Required task: Write out the listing in full, matching it word for word.

Provided information:
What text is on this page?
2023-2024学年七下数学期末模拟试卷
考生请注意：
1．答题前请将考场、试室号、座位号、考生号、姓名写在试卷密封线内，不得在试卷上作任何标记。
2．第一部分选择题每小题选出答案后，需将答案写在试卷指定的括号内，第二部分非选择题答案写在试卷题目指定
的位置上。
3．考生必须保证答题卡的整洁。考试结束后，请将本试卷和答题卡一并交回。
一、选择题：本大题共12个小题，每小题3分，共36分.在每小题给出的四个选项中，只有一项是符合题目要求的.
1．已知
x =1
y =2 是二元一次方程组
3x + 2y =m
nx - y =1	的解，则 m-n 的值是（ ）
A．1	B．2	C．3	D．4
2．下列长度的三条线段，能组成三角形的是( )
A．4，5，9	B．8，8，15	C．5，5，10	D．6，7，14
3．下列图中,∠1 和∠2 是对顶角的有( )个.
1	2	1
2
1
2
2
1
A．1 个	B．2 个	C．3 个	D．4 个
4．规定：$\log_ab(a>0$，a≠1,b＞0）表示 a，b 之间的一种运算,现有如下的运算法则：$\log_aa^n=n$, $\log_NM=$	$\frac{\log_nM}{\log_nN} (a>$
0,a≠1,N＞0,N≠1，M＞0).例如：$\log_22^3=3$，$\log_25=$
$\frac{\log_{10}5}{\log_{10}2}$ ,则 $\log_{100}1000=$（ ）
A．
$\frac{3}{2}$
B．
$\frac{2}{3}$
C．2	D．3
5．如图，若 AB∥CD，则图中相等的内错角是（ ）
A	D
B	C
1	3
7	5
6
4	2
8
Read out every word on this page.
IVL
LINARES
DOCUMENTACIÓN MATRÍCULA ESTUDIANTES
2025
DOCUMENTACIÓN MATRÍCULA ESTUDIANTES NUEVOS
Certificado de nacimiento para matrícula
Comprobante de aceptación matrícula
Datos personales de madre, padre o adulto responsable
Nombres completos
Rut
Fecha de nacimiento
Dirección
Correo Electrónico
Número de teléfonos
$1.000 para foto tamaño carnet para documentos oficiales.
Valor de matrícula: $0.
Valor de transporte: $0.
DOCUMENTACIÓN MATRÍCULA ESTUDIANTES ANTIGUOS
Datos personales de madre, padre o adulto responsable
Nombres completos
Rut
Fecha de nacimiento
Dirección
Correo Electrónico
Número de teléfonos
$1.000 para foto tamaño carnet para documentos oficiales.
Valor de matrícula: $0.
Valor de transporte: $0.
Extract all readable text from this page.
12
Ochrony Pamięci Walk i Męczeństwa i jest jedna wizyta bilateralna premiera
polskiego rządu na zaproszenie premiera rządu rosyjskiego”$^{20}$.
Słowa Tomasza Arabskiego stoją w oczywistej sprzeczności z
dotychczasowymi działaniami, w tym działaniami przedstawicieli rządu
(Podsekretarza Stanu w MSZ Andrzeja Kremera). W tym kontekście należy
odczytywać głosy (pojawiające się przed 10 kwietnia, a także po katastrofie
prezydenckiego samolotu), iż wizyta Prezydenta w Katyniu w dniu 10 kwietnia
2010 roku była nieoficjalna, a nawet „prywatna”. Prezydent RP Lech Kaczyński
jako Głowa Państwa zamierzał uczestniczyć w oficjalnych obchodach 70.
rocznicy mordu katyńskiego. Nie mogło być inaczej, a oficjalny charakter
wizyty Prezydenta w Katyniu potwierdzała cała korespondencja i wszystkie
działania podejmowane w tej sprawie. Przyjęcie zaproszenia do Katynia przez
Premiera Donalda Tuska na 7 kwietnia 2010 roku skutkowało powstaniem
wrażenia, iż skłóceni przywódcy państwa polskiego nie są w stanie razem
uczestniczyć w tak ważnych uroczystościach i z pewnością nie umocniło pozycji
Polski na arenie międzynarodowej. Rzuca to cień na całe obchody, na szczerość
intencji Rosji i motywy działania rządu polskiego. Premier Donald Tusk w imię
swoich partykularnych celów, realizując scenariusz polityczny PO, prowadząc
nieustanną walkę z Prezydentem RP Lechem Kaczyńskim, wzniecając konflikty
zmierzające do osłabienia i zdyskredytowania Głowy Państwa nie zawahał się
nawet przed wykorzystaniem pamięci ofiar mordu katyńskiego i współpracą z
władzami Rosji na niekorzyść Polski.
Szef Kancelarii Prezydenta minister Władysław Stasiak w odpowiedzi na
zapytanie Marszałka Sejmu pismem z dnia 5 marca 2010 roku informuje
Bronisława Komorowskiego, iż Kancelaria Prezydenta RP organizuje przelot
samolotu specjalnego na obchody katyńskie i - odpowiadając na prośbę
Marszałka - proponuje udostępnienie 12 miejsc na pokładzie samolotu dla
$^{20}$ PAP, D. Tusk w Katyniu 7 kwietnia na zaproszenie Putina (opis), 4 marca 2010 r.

Reply:
What text is on this page?
2023-2024学年七下数学期末模拟试卷
考生请注意：
1．答题前请将考场、试室号、座位号、考生号、姓名写在试卷密封线内，不得在试卷上作任何标记。
2．第一部分选择题每小题选出答案后，需将答案写在试卷指定的括号内，第二部分非选择题答案写在试卷题目指定
的位置上。
3．考生必须保证答题卡的整洁。考试结束后，请将本试卷和答题卡一并交回。
一、选择题：本大题共12个小题，每小题3分，共36分.在每小题给出的四个选项中，只有一项是符合题目要求的.
1．已知
x =1
y =2 是二元一次方程组
3x + 2y =m
nx - y =1	的解，则 m-n 的值是（ ）
A．1	B．2	C．3	D．4
2．下列长度的三条线段，能组成三角形的是( )
A．4，5，9	B．8，8，15	C．5，5，10	D．6，7，14
3．下列图中,∠1 和∠2 是对顶角的有( )个.
1	2	1
2
1
2
2
1
A．1 个	B．2 个	C．3 个	D．4 个
4．规定：$\log_ab(a>0$，a≠1,b＞0）表示 a，b 之间的一种运算,现有如下的运算法则：$\log_aa^n=n$, $\log_NM=$	$\frac{\log_nM}{\log_nN} (a>$
0,a≠1,N＞0,N≠1，M＞0).例如：$\log_22^3=3$，$\log_25=$
$\frac{\log_{10}5}{\log_{10}2}$ ,则 $\log_{100}1000=$（ ）
A．
$\frac{3}{2}$
B．
$\frac{2}{3}$
C．2	D．3
5．如图，若 AB∥CD，则图中相等的内错角是（ ）
A	D
B	C
1	3
7	5
6
4	2
8
Read out every word on this page.
IVL
LINARES
DOCUMENTACIÓN MATRÍCULA ESTUDIANTES
2025
DOCUMENTACIÓN MATRÍCULA ESTUDIANTES NUEVOS
Certificado de nacimiento para matrícula
Comprobante de aceptación matrícula
Datos personales de madre, padre o adulto responsable
Nombres completos
Rut
Fecha de nacimiento
Dirección
Correo Electrónico
Número de teléfonos
$1.000 para foto tamaño carnet para documentos oficiales.
Valor de matrícula: $0.
Valor de transporte: $0.
DOCUMENTACIÓN MATRÍCULA ESTUDIANTES ANTIGUOS
Datos personales de madre, padre o adulto responsable
Nombres completos
Rut
Fecha de nacimiento
Dirección
Correo Electrónico
Número de teléfonos
$1.000 para foto tamaño carnet para documentos oficiales.
Valor de matrícula: $0.
Valor de transporte: $0.
Extract all readable text from this page.
12
Ochrony Pamięci Walk i Męczeństwa i jest jedna wizyta bilateralna premiera
polskiego rządu na zaproszenie premiera rządu rosyjskiego”$^{20}$.
Słowa Tomasza Arabskiego stoją w oczywistej sprzeczności z
dotychczasowymi działaniami, w tym działaniami przedstawicieli rządu
(Podsekretarza Stanu w MSZ Andrzeja Kremera). W tym kontekście należy
odczytywać głosy (pojawiające się przed 10 kwietnia, a także po katastrofie
prezydenckiego samolotu), iż wizyta Prezydenta w Katyniu w dniu 10 kwietnia
2010 roku była nieoficjalna, a nawet „prywatna”. Prezydent RP Lech Kaczyński
jako Głowa Państwa zamierzał uczestniczyć w oficjalnych obchodach 70.
rocznicy mordu katyńskiego. Nie mogło być inaczej, a oficjalny charakter
wizyty Prezydenta w Katyniu potwierdzała cała korespondencja i wszystkie
działania podejmowane w tej sprawie. Przyjęcie zaproszenia do Katynia przez
Premiera Donalda Tuska na 7 kwietnia 2010 roku skutkowało powstaniem
wrażenia, iż skłóceni przywódcy państwa polskiego nie są w stanie razem
uczestniczyć w tak ważnych uroczystościach i z pewnością nie umocniło pozycji
Polski na arenie międzynarodowej. Rzuca to cień na całe obchody, na szczerość
intencji Rosji i motywy działania rządu polskiego. Premier Donald Tusk w imię
swoich partykularnych celów, realizując scenariusz polityczny PO, prowadząc
nieustanną walkę z Prezydentem RP Lechem Kaczyńskim, wzniecając konflikty
zmierzające do osłabienia i zdyskredytowania Głowy Państwa nie zawahał się
nawet przed wykorzystaniem pamięci ofiar mordu katyńskiego i współpracą z
władzami Rosji na niekorzyść Polski.
Szef Kancelarii Prezydenta minister Władysław Stasiak w odpowiedzi na
zapytanie Marszałka Sejmu pismem z dnia 5 marca 2010 roku informuje
Bronisława Komorowskiego, iż Kancelaria Prezydenta RP organizuje przelot
samolotu specjalnego na obchody katyńskie i - odpowiadając na prośbę
Marszałka - proponuje udostępnienie 12 miejsc na pokładzie samolotu dla
$^{20}$ PAP, D. Tusk w Katyniu 7 kwietnia na zaproszenie Putina (opis), 4 marca 2010 r.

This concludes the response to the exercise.